Aim:
Where a line of the listing below includes the word "dalla", reproduce that line.

## begin Data provided

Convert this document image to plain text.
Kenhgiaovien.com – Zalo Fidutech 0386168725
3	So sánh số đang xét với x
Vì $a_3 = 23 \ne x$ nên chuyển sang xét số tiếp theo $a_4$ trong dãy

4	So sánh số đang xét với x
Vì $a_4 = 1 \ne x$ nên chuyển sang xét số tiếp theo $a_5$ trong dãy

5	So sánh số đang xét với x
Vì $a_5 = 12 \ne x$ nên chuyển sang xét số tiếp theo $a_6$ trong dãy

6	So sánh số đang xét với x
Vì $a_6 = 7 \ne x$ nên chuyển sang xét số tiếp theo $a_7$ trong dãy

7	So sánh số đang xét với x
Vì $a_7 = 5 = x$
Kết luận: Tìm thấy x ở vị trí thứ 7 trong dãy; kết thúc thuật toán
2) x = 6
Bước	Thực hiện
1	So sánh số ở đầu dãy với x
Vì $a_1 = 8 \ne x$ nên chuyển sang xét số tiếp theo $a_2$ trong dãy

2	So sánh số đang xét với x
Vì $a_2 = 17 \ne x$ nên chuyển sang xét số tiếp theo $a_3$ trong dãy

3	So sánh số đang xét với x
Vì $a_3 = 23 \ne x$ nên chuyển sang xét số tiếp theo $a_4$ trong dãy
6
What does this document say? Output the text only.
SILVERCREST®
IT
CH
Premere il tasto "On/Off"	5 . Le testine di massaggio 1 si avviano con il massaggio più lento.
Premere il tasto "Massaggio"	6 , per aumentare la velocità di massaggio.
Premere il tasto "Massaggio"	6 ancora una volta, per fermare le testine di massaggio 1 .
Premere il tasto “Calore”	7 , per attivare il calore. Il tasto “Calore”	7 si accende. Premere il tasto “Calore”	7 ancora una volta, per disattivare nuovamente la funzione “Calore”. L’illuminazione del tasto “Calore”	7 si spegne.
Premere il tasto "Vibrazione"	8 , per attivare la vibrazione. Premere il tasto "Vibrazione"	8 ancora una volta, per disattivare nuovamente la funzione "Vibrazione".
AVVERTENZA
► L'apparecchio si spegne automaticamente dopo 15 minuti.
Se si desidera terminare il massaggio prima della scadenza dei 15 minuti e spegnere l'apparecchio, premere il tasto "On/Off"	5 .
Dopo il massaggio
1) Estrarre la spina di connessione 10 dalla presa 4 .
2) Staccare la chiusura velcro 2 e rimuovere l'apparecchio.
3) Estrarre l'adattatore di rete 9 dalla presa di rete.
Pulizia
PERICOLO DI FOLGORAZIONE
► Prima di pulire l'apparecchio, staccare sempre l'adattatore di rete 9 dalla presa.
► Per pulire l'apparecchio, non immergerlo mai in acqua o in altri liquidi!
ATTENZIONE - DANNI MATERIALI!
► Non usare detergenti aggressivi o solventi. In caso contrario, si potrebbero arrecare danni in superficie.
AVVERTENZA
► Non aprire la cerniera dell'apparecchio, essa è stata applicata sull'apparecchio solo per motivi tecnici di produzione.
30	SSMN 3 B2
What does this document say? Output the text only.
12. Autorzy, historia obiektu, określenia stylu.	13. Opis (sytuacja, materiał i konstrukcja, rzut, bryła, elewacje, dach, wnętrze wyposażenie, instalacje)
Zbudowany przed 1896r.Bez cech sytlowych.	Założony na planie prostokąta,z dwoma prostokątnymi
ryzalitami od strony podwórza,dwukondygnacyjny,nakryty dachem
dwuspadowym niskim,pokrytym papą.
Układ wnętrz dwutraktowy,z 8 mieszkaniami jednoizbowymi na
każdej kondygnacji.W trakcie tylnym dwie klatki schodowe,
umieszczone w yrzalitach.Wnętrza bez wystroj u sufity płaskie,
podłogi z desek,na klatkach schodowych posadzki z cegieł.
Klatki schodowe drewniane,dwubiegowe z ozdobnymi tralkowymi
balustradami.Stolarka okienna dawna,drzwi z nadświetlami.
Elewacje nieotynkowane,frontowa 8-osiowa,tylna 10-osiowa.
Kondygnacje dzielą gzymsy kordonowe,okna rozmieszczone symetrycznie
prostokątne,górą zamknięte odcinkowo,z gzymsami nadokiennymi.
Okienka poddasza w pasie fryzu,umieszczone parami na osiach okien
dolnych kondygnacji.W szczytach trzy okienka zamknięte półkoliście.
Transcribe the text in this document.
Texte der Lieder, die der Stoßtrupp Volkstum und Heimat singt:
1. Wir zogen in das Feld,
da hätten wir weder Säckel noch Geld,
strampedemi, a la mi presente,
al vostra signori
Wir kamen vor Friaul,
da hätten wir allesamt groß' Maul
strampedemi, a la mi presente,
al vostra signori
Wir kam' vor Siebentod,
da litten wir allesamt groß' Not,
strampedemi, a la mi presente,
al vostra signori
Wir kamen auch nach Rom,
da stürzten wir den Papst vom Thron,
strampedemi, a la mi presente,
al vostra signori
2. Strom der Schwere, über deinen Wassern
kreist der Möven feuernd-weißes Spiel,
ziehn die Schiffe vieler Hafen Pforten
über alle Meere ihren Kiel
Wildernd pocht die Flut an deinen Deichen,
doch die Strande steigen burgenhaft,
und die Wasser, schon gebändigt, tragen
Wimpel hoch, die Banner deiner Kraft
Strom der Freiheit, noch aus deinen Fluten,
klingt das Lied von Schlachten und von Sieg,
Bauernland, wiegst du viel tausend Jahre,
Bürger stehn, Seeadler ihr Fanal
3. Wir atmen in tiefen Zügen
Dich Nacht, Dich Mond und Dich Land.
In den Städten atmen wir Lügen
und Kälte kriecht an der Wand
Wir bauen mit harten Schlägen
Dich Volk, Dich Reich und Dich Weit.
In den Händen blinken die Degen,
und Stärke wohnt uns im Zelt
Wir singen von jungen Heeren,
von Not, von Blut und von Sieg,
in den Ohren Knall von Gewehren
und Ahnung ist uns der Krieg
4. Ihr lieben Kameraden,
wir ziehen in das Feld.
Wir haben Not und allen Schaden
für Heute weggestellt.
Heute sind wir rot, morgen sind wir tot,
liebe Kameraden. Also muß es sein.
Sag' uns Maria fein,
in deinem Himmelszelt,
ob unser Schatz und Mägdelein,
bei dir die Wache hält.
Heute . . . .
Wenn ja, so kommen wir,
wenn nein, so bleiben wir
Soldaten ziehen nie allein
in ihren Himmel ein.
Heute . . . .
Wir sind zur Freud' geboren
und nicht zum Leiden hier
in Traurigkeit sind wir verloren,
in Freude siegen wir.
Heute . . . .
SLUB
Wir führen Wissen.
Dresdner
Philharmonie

## end Data provided

The completed task:
1) Estrarre la spina di connessione 10 dalla presa 4 .
3) Estrarre l'adattatore di rete 9 dalla presa di rete.
► Prima di pulire l'apparecchio, staccare sempre l'adattatore di rete 9 dalla presa.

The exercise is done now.